WHAT THE EXERCISE ASKS: Output every line of the entries, from the first line through the line containing "better-than-row: 好于 94% 剧情片 [667,341,778,357]", as a Markdown table with the columns "Row" and "Entry line". Skip blank lines.

DATA TO PROCESS:
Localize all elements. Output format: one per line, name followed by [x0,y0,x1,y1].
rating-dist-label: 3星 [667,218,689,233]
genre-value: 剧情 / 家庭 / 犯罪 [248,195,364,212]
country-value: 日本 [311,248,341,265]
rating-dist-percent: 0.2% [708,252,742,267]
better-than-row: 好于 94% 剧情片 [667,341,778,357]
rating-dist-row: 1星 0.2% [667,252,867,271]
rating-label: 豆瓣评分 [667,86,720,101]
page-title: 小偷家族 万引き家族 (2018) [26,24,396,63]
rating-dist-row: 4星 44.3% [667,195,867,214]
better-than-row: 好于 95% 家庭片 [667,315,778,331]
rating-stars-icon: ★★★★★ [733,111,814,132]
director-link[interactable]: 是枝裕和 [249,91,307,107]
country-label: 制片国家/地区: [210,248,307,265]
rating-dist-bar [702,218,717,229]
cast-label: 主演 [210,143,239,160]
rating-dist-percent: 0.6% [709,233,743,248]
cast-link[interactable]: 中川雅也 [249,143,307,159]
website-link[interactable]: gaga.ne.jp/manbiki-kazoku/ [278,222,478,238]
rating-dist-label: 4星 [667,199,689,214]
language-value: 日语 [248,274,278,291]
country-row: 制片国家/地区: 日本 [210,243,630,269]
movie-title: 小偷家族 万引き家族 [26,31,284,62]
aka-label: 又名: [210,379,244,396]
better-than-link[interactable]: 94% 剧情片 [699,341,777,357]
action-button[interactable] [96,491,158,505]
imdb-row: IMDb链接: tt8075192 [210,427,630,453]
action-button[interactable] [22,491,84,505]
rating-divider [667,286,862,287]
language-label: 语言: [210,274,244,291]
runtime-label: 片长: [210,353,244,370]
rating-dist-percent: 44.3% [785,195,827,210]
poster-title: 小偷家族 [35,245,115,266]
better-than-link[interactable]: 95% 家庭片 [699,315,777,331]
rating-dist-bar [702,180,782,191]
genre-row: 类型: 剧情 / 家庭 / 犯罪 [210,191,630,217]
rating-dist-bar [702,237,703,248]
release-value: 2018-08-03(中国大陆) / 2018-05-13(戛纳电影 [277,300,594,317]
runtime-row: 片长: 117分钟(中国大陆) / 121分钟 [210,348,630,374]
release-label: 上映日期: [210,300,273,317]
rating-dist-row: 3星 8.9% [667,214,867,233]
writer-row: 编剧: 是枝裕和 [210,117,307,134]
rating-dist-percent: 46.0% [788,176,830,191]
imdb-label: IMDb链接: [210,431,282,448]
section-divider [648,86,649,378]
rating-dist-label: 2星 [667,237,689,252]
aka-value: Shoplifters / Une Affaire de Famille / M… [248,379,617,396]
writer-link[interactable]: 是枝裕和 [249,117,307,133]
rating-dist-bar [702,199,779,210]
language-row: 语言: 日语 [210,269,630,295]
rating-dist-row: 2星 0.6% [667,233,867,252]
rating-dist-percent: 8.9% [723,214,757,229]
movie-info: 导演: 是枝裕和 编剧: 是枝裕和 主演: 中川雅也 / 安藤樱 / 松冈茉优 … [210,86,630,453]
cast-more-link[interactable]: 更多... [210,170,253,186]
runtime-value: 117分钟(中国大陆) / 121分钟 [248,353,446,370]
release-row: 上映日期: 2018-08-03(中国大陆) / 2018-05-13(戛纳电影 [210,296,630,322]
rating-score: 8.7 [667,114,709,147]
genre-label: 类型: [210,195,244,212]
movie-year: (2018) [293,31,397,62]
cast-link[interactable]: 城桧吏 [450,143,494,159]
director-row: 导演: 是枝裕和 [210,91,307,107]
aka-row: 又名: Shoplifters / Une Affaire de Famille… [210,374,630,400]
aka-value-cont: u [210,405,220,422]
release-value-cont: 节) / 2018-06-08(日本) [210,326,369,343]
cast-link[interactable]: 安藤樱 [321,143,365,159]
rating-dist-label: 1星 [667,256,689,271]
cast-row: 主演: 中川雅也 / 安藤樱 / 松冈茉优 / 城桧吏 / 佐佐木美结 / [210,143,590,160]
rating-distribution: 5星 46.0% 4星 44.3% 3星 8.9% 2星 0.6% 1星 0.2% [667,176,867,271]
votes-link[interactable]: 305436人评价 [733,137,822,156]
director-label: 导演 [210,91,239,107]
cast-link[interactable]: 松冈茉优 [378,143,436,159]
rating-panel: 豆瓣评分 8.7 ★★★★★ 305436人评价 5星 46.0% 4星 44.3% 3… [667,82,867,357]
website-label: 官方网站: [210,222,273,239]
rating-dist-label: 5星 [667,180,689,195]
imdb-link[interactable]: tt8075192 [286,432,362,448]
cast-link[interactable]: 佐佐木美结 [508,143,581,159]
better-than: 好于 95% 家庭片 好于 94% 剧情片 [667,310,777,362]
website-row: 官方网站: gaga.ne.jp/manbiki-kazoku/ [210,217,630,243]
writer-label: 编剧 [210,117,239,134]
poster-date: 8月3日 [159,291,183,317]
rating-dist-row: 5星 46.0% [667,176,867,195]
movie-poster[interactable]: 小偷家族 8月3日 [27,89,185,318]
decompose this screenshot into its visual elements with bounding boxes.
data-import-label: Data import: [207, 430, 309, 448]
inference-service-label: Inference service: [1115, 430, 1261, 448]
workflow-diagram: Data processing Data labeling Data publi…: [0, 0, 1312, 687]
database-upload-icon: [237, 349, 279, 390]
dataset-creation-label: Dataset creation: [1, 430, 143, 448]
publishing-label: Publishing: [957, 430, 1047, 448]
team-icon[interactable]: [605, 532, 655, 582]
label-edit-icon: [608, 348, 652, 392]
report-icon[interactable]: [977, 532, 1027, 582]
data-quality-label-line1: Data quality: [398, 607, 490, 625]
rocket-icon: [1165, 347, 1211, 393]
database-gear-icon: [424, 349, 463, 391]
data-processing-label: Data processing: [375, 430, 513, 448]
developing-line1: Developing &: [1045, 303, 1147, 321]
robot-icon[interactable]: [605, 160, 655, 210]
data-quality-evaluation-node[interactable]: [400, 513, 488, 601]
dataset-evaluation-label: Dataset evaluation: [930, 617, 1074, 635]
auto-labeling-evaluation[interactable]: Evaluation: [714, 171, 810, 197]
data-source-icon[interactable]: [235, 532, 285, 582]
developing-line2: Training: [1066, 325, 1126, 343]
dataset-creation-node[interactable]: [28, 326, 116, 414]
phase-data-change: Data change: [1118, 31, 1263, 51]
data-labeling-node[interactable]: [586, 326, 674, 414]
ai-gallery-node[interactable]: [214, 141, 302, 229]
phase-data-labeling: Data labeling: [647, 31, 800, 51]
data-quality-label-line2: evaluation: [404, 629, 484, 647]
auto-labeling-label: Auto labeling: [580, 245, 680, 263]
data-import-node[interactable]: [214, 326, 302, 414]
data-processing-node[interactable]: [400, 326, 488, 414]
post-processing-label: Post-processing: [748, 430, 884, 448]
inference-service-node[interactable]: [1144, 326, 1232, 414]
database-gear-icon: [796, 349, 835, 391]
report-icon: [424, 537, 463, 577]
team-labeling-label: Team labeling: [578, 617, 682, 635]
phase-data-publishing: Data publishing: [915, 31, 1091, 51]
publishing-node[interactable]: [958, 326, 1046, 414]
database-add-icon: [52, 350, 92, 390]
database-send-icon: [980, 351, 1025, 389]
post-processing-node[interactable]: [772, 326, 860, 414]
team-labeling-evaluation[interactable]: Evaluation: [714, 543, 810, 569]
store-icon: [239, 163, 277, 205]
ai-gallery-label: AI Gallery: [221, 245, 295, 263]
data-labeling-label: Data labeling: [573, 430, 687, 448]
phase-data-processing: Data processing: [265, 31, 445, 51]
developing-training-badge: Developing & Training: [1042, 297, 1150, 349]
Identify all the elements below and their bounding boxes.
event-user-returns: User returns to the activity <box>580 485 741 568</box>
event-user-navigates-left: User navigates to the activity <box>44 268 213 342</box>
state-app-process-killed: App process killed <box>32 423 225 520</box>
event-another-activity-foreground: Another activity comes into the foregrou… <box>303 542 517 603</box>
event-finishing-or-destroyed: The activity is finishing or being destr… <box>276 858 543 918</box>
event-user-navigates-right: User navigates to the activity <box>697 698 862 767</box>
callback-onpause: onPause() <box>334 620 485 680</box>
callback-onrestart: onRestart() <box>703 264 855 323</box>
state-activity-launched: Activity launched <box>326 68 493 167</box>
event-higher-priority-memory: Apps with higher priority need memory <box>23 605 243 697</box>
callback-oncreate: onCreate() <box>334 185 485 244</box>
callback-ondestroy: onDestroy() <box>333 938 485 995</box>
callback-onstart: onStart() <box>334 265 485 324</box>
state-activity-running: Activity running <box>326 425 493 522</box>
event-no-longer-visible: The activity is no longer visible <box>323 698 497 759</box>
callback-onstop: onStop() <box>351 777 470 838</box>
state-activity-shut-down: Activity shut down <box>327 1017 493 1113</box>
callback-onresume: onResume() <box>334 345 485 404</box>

RESULT OF THE EXERCISE:
| Row | Entry line |
|---|---|
| 1 | Localize all elements. Output format: one per line, name followed by [x0,y0,x1,y1]. |
| 2 | rating-dist-label: 3星 [667,218,689,233] |
| 3 | genre-value: 剧情 / 家庭 / 犯罪 [248,195,364,212] |
| 4 | country-value: 日本 [311,248,341,265] |
| 5 | rating-dist-percent: 0.2% [708,252,742,267] |
| 6 | better-than-row: 好于 94% 剧情片 [667,341,778,357] |